**Directions for this task:**
How many of the lines below hold the word "source"? Answer only with the number.
━━ Input
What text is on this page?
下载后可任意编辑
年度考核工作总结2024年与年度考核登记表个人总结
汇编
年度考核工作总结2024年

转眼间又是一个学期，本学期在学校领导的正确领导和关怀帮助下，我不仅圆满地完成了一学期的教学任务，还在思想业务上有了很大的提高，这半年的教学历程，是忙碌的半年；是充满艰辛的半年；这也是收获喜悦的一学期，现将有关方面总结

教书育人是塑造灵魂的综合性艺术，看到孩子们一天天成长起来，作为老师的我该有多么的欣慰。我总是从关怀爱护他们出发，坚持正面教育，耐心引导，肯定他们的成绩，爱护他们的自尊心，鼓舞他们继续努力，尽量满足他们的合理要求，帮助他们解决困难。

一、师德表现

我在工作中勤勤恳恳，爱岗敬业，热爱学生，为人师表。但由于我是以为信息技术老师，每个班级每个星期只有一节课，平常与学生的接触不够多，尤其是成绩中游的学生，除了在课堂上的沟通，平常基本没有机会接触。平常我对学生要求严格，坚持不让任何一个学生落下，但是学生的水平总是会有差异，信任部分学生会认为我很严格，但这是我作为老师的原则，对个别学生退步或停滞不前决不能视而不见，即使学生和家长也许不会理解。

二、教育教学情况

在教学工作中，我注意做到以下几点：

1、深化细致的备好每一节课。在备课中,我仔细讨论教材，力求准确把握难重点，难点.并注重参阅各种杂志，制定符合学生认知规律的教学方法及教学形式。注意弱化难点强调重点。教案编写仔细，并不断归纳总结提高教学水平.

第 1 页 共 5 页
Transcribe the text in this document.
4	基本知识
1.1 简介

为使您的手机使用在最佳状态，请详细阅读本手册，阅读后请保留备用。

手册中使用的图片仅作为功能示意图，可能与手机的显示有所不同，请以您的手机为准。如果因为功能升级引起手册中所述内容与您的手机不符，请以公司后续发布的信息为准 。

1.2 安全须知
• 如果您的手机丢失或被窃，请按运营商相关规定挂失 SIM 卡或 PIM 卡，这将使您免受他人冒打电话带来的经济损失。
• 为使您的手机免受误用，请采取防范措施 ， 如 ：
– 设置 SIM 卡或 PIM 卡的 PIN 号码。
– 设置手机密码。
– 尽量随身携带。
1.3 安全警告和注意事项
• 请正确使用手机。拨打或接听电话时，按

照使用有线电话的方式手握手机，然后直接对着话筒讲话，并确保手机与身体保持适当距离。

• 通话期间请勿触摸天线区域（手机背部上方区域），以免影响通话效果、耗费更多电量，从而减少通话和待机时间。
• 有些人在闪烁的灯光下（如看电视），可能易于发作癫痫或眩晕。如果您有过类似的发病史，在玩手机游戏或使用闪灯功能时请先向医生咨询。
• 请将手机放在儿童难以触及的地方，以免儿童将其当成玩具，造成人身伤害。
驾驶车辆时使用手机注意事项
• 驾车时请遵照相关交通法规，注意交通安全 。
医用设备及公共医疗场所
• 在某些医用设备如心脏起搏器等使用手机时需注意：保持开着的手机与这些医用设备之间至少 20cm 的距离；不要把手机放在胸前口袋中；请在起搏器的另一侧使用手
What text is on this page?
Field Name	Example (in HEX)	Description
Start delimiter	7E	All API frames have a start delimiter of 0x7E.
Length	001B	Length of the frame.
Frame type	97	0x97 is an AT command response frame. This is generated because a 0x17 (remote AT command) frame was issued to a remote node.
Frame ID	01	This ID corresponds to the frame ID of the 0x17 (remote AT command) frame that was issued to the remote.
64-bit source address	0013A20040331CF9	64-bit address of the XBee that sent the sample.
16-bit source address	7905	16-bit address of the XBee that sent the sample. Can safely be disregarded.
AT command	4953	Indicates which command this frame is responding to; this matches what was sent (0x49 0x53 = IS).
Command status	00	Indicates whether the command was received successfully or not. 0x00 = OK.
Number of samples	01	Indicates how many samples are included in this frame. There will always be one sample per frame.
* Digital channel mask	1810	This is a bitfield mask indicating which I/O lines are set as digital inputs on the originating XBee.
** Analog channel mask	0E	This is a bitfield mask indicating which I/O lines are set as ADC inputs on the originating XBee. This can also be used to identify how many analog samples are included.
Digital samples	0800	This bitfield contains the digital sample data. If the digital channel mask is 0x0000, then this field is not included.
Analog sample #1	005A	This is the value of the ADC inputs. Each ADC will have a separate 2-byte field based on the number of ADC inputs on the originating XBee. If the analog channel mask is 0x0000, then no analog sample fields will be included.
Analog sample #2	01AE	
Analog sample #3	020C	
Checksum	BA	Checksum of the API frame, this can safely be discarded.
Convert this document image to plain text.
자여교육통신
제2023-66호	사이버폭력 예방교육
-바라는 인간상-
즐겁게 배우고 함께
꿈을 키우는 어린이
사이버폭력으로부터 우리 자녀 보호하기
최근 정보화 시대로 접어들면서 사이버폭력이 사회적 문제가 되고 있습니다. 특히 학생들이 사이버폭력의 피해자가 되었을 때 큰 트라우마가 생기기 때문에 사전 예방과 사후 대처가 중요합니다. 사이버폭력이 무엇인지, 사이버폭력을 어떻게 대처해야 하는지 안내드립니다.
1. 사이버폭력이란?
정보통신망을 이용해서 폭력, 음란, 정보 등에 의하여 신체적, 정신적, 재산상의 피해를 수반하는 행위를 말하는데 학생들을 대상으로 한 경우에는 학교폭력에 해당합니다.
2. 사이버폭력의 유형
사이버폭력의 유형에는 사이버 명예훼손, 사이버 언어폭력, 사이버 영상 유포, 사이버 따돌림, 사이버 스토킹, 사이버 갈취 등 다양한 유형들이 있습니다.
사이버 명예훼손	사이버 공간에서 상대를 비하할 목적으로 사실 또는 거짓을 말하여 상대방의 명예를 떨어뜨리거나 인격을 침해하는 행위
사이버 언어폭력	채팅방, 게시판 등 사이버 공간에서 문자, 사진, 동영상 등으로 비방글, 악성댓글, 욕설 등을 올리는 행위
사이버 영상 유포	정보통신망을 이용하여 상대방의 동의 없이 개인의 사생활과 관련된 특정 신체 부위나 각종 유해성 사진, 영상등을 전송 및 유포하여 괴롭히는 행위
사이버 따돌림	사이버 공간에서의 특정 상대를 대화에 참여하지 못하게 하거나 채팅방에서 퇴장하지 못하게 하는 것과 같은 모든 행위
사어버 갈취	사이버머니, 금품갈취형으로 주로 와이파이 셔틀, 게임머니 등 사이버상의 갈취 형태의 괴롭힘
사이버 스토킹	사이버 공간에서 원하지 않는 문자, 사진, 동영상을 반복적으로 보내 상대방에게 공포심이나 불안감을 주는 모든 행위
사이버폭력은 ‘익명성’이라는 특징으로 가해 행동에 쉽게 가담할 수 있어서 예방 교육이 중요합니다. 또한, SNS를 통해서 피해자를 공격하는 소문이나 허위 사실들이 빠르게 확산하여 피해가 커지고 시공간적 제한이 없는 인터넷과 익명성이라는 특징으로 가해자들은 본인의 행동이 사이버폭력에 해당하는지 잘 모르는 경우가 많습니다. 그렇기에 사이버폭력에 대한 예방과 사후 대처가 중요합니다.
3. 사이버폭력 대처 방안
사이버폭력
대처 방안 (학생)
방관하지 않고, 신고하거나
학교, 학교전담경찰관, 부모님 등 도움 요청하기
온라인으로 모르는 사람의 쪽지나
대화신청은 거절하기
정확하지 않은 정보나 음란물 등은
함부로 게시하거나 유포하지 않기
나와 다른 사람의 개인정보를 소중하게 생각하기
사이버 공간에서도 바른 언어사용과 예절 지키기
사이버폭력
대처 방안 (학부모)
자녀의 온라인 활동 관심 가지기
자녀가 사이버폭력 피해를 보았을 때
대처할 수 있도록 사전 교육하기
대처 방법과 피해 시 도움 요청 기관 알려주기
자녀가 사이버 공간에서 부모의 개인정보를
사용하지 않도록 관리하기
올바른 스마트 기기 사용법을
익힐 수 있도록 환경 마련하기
━━━━
**Exercise output:**
2